[Data shown]:
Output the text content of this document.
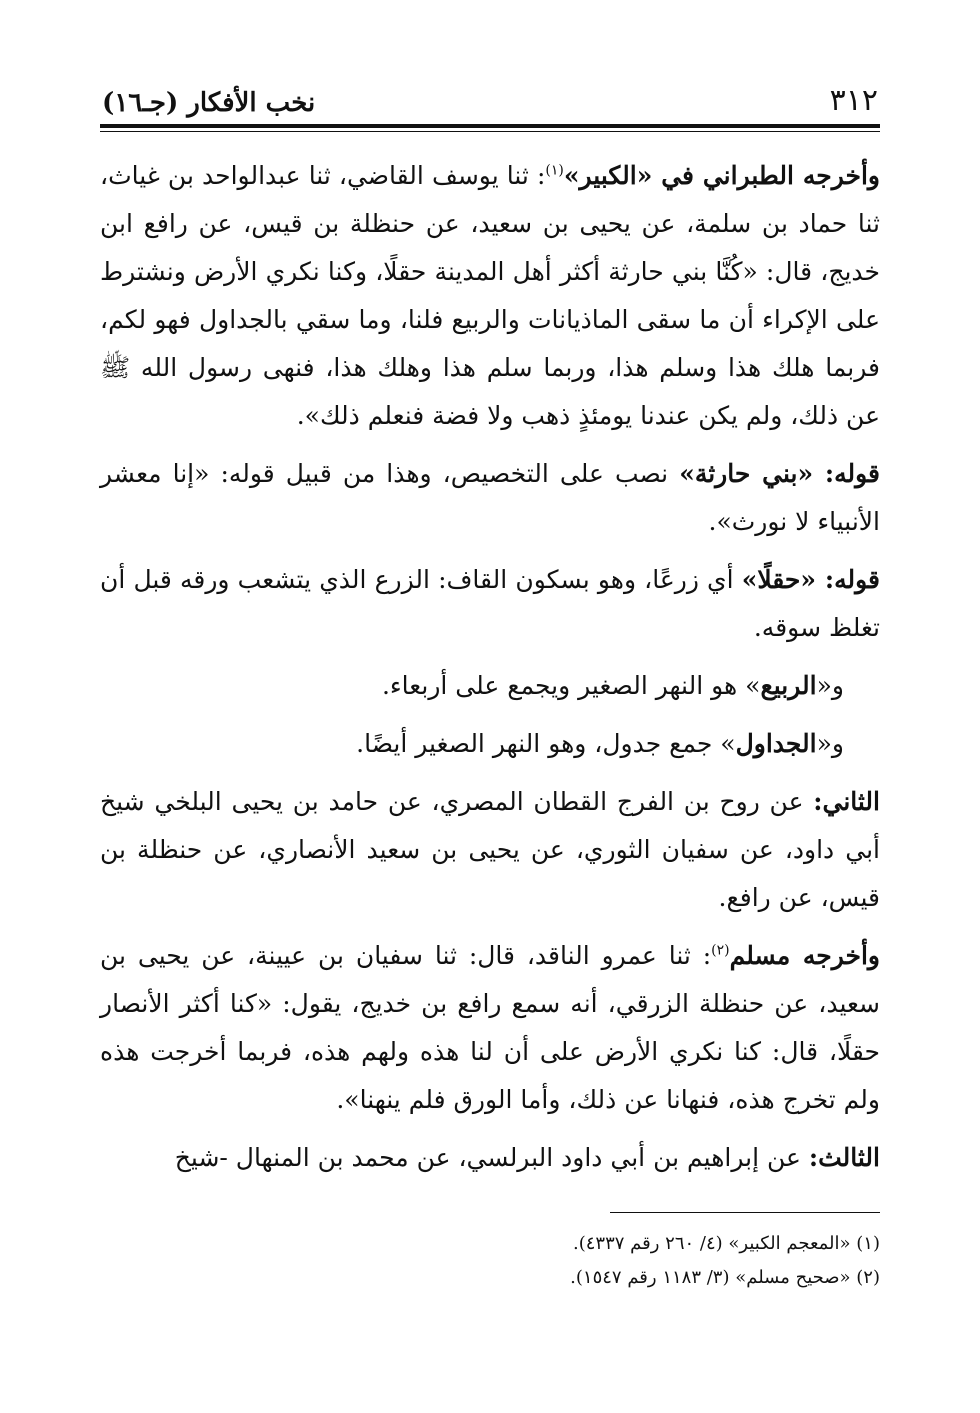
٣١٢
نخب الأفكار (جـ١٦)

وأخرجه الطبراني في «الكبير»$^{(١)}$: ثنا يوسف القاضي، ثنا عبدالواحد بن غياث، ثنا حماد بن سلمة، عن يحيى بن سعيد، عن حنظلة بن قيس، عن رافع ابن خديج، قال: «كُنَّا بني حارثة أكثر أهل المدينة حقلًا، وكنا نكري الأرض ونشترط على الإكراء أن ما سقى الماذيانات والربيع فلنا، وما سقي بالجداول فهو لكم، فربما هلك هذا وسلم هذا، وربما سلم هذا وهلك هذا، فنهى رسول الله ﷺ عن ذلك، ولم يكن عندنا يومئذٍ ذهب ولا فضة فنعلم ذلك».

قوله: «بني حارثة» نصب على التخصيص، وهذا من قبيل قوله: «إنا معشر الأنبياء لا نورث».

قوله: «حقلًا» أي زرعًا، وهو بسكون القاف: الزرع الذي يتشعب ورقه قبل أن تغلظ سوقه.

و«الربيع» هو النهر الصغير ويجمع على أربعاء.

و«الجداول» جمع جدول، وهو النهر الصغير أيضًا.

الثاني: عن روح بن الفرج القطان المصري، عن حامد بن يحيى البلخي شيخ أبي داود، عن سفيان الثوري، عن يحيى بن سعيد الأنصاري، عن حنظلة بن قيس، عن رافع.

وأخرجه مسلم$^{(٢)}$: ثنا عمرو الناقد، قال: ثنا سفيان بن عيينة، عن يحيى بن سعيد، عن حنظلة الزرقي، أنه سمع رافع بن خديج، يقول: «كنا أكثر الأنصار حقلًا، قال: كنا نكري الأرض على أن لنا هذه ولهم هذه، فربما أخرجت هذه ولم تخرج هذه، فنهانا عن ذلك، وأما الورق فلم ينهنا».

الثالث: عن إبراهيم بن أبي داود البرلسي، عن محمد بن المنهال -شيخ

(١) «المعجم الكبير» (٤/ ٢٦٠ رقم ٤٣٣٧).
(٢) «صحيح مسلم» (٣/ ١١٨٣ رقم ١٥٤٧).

[Task objective]:
From the entries above, select each line containing the string "قوله".

[Answer for this exercise]:
قوله: «بني حارثة» نصب على التخصيص، وهذا من قبيل قوله: «إنا معشر الأنبياء لا نورث».
قوله: «حقلًا» أي زرعًا، وهو بسكون القاف: الزرع الذي يتشعب ورقه قبل أن تغلظ سوقه.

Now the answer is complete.